[Data entries]
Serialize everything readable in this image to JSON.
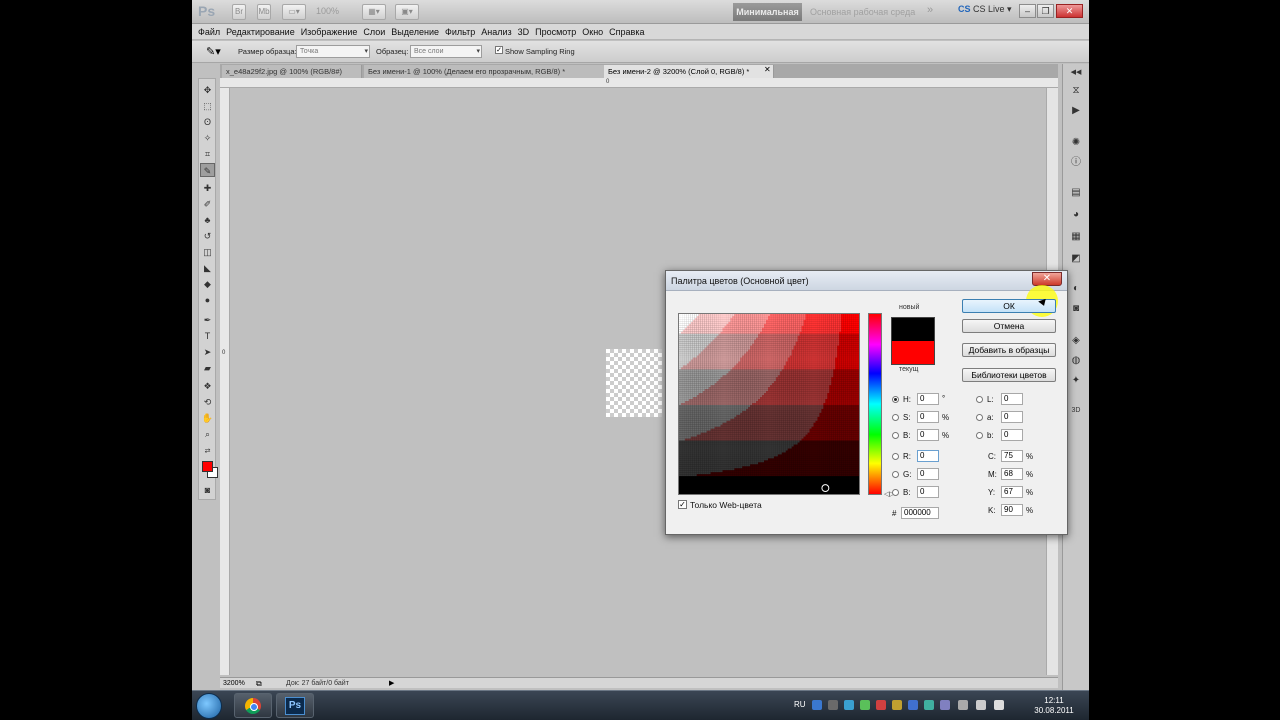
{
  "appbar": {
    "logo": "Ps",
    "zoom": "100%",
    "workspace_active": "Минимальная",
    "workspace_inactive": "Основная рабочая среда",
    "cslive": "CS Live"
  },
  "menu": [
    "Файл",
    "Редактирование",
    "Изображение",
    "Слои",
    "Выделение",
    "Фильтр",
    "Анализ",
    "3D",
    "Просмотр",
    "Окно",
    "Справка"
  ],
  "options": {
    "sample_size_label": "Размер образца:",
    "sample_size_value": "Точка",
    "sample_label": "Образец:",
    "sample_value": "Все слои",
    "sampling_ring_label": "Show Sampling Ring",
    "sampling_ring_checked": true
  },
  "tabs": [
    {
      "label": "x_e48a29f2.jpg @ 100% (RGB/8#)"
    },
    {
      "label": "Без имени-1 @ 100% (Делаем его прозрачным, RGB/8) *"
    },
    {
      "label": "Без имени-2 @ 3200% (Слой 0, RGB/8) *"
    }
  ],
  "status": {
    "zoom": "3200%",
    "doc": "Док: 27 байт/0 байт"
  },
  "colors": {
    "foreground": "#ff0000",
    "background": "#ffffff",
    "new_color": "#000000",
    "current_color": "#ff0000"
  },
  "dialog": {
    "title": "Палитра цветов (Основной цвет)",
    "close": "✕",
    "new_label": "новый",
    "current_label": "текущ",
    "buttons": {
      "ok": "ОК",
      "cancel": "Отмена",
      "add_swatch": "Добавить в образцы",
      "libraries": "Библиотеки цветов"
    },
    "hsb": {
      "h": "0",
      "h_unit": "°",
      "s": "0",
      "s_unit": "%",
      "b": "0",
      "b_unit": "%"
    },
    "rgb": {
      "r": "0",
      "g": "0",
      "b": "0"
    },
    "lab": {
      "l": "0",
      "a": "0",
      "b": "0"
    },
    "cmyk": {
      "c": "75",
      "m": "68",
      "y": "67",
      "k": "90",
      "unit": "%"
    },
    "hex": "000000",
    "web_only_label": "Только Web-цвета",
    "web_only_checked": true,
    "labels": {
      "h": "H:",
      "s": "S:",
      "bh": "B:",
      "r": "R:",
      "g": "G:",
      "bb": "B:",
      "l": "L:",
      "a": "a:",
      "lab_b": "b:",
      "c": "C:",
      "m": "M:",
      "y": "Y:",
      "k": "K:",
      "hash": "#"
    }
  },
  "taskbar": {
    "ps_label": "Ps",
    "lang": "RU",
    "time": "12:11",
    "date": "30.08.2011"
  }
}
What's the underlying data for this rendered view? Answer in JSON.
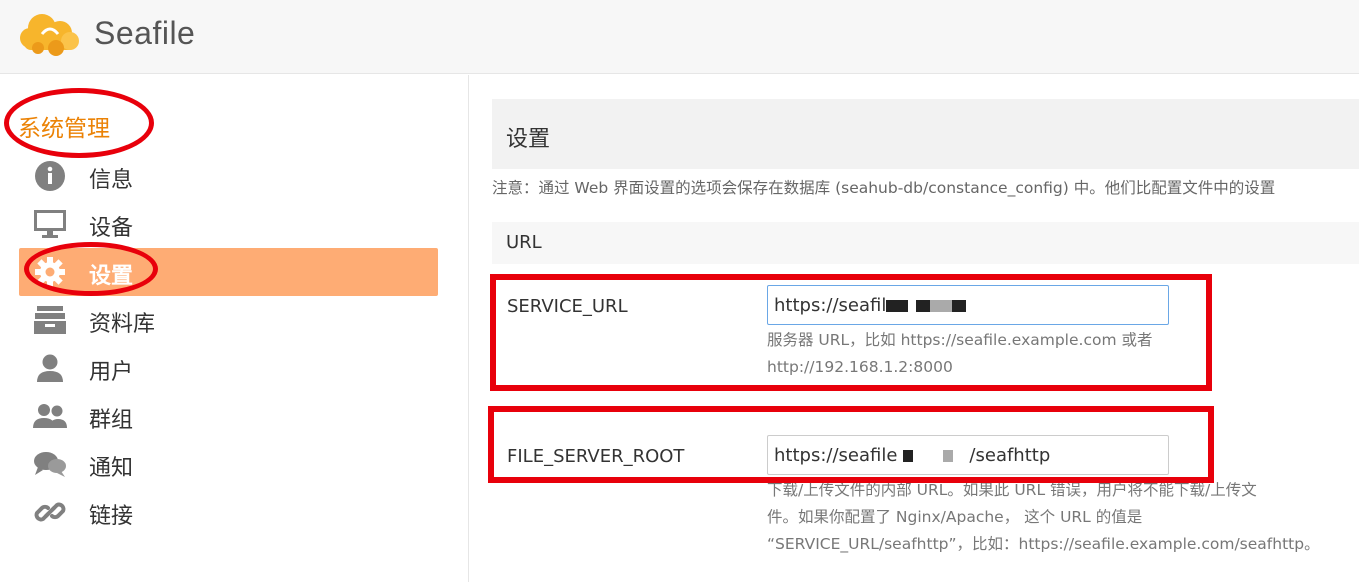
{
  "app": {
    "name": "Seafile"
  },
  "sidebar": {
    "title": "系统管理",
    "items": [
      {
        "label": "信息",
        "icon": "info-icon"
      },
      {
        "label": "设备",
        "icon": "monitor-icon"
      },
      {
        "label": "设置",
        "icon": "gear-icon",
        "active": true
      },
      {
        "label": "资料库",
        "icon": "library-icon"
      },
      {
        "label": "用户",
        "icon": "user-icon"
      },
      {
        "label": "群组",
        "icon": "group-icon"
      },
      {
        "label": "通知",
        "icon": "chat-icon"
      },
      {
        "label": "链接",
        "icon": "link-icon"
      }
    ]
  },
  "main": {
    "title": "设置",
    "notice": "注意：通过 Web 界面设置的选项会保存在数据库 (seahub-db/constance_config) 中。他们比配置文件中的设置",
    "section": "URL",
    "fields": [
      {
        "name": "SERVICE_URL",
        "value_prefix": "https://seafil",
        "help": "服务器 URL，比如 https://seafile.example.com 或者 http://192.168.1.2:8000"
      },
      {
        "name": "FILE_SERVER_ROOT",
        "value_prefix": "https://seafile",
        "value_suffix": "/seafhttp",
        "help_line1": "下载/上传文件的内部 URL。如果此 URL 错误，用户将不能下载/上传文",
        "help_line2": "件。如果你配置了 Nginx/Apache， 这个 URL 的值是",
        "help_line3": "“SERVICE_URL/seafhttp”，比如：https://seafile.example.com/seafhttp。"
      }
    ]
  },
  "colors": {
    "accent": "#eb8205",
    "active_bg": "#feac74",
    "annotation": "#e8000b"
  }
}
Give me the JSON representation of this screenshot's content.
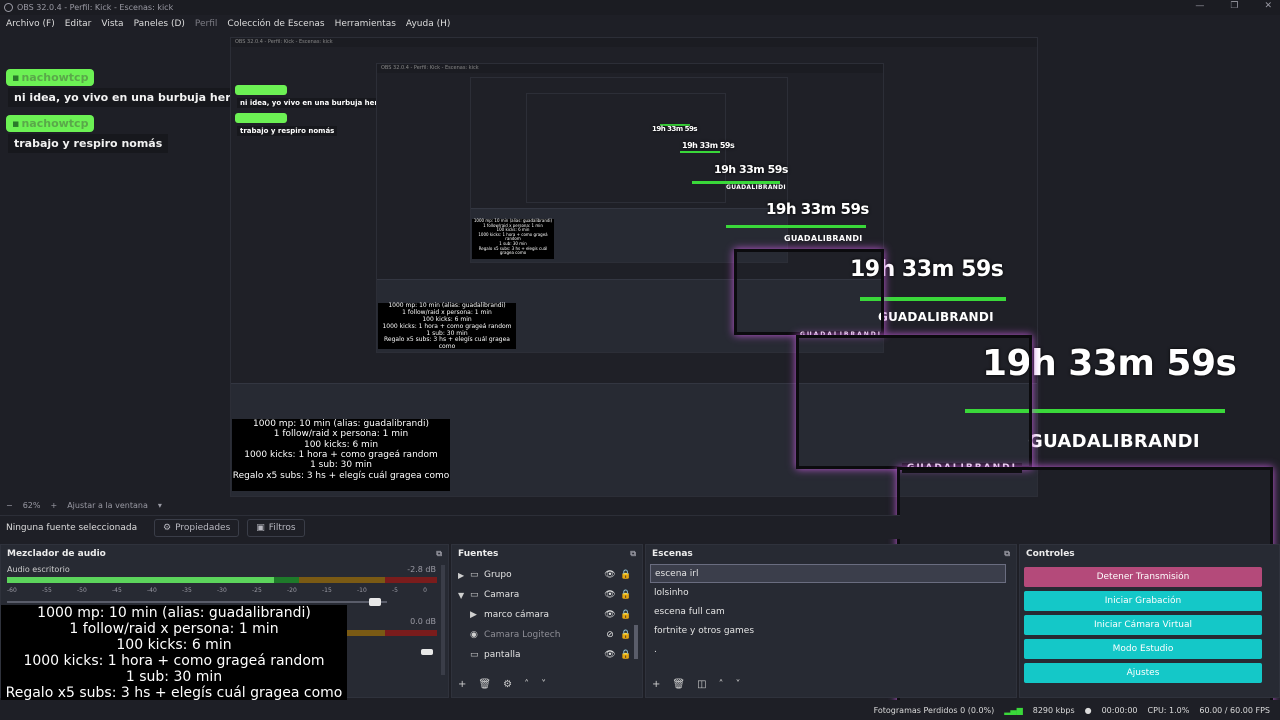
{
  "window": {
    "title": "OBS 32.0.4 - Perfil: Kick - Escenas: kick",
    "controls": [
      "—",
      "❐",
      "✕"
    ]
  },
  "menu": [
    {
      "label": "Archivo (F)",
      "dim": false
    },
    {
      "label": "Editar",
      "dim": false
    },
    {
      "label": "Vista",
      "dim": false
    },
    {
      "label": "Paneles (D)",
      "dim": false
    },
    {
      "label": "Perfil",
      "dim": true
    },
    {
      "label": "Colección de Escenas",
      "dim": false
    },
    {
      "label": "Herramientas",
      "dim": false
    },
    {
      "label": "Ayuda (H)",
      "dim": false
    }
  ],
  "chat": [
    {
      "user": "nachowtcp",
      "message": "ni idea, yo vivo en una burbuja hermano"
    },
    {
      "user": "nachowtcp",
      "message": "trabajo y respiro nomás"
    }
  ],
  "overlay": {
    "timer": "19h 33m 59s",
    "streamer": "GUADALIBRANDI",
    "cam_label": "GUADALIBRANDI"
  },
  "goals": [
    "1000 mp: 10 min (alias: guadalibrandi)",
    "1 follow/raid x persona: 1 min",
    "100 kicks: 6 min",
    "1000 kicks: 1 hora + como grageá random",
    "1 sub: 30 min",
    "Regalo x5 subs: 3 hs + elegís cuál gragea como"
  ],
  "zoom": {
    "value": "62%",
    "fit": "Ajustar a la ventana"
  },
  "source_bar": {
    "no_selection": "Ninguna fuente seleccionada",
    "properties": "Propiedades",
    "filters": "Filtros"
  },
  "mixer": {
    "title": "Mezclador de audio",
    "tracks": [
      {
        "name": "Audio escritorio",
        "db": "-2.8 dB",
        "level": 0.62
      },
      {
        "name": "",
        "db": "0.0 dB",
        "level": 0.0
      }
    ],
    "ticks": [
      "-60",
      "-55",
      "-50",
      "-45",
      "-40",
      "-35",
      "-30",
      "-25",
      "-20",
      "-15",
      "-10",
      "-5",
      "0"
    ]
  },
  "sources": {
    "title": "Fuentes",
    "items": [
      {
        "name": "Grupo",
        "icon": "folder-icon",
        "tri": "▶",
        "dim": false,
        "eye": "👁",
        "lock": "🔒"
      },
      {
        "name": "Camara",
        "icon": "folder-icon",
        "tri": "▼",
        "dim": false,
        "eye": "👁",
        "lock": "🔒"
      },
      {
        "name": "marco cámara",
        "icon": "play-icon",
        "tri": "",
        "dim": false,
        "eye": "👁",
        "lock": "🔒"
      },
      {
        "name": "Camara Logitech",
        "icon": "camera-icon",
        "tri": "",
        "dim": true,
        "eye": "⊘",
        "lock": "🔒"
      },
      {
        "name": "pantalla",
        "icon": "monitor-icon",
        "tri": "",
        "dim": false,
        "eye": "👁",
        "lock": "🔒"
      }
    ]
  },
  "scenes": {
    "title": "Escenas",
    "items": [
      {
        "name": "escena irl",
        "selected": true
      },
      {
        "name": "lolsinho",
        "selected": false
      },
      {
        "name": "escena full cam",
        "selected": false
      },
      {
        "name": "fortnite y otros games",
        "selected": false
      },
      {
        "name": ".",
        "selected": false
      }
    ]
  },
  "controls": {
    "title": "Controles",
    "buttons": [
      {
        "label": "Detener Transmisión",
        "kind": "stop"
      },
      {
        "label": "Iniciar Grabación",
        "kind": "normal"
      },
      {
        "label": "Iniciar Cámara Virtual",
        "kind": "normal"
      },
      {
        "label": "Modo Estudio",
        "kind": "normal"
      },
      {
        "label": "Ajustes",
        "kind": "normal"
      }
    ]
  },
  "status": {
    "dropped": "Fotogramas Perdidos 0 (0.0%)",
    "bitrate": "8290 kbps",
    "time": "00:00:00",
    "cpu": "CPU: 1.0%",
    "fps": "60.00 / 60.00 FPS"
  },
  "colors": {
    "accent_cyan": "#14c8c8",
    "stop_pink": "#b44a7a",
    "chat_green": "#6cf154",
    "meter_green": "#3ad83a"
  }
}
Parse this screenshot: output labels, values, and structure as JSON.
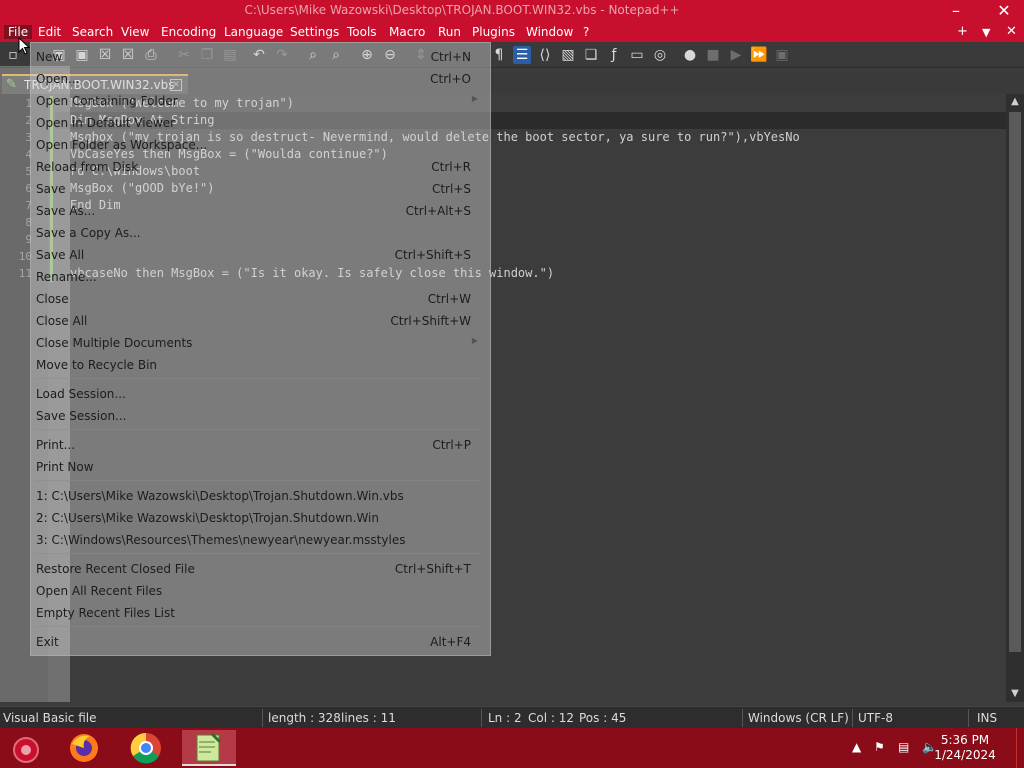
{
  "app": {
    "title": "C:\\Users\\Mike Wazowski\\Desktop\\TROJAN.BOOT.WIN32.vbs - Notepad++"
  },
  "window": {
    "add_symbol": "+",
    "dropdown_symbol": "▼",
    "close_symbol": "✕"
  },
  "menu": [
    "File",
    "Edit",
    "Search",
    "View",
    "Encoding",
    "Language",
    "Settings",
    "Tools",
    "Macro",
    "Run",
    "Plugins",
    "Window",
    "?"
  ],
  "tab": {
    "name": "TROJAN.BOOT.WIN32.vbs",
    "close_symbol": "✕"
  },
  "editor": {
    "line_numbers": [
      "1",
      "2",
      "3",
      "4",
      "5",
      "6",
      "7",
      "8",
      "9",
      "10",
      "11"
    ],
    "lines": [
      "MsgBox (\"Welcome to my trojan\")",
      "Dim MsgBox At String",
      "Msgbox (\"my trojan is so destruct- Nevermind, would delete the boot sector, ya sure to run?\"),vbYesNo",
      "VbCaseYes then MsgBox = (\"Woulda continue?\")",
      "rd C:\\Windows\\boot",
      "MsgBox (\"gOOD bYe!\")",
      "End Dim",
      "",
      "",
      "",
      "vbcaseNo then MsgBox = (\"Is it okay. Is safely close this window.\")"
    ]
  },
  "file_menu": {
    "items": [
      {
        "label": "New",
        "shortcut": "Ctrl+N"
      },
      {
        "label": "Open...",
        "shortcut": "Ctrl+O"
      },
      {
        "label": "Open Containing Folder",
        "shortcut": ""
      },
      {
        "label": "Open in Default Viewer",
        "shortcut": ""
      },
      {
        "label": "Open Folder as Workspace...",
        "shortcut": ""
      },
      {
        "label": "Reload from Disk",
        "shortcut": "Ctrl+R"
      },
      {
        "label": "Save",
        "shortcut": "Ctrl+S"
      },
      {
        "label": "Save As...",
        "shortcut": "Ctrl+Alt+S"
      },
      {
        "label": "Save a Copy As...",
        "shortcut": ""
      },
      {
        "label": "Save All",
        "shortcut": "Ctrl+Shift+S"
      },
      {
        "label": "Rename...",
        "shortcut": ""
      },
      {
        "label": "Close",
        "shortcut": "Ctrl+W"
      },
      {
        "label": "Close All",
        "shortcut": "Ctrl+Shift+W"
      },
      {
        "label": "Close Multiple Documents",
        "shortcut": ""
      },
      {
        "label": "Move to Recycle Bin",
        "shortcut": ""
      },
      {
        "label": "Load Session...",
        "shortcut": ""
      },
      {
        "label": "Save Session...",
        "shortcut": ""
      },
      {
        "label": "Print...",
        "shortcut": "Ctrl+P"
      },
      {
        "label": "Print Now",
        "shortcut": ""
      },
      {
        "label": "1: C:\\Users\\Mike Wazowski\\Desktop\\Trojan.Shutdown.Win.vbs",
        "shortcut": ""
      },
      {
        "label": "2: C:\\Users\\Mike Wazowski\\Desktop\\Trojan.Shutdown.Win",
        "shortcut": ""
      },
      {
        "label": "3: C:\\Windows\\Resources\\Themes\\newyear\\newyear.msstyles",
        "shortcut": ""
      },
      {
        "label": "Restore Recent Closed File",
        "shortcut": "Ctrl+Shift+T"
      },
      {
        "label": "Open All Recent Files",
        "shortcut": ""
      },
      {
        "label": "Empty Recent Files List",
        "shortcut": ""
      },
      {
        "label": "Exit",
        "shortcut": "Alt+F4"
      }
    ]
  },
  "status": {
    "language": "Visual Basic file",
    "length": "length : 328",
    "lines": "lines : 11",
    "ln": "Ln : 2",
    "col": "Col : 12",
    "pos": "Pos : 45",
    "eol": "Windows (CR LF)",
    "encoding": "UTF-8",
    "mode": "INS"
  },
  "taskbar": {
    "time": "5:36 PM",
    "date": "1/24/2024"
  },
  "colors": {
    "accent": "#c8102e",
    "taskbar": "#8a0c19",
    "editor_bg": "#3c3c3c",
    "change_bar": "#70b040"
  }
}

* Objective
Out of the material above, gather each line where "Desktop" appears.

* Output for this exercise
    "title": "C:\\Users\\Mike Wazowski\\Desktop\\TROJAN.BOOT.WIN32.vbs - Notepad++"
        "label": "1: C:\\Users\\Mike Wazowski\\Desktop\\Trojan.Shutdown.Win.vbs",
        "label": "2: C:\\Users\\Mike Wazowski\\Desktop\\Trojan.Shutdown.Win",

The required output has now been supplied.